┌────────

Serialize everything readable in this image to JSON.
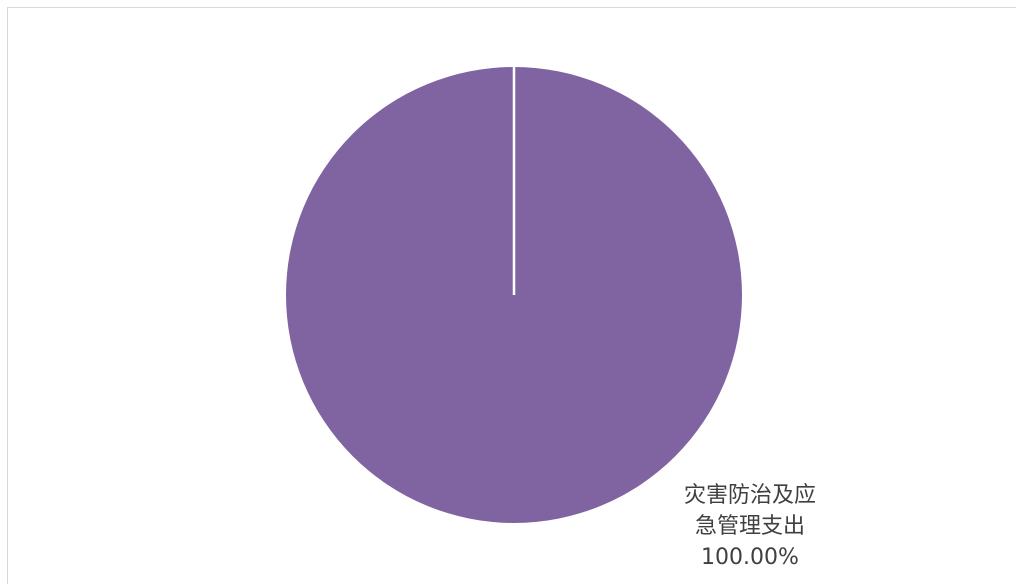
{
  "chart_data": {
    "type": "pie",
    "categories": [
      "灾害防治及应急管理支出"
    ],
    "values": [
      100.0
    ],
    "percent_labels": [
      "100.00%"
    ],
    "colors": [
      "#8064A2"
    ],
    "legend": "none",
    "label_lines": [
      "灾害防治及应",
      "急管理支出"
    ]
  }
}
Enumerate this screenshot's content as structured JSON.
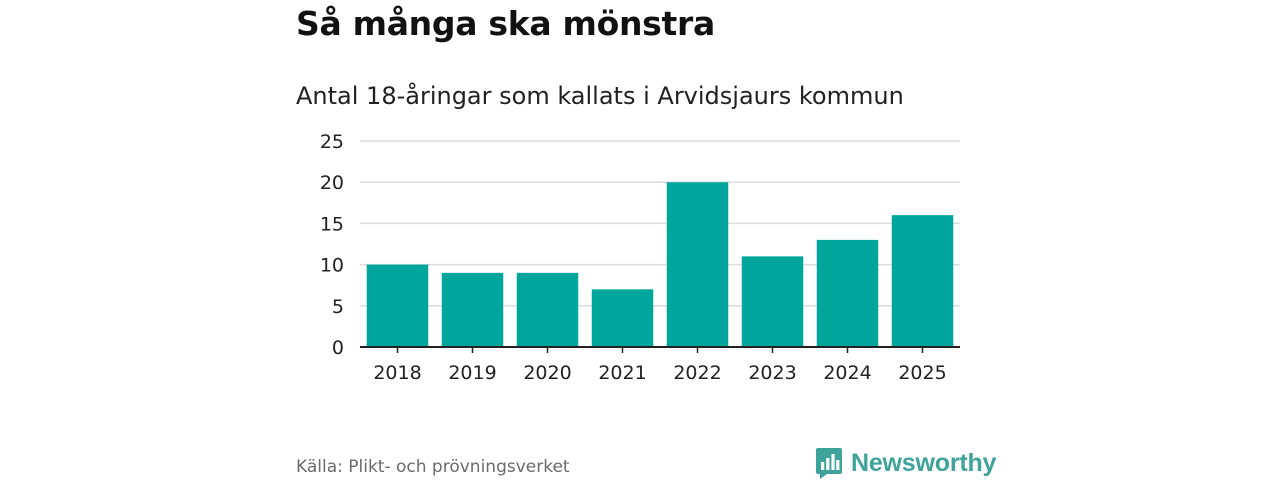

└────────

**TASK STATEMENT**. Reproduce each record from above exactly; pictures do not belong in the copy.

**FINISHED EXERCISE**.
Serialize everything readable in this image to JSON.
{
  "chart_data": {
    "type": "pie",
    "categories": [
      "灾害防治及应急管理支出"
    ],
    "values": [
      100.0
    ],
    "percent_labels": [
      "100.00%"
    ],
    "colors": [
      "#8064A2"
    ],
    "legend": "none",
    "label_lines": [
      "灾害防治及应",
      "急管理支出"
    ]
  }
}
Enumerate this screenshot's content as structured JSON.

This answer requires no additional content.